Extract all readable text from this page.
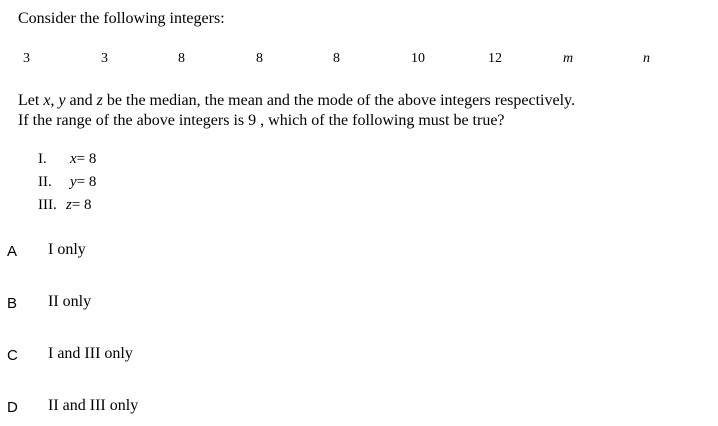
Consider the following integers:
3	3	8	8	8	10	12	m	n
Let x, y and z be the median, the mean and the mode of the above integers respectively.
If the range of the above integers is 9 , which of the following must be true?
I. x= 8
II. y= 8
III. z= 8
A I only
B II only
C I and III only
D II and III only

◆ **EXERCISE**:
Transcribe each entry precisely as given, leaving the pictures out.

◆ **TASK SOLUTION**:
Extract all readable text from this page.
Consider the following integers:
3	3	8	8	8	10	12	m	n
Let x, y and z be the median, the mean and the mode of the above integers respectively.
If the range of the above integers is 9 , which of the following must be true?
I. x= 8
II. y= 8
III. z= 8
A I only
B II only
C I and III only
D II and III only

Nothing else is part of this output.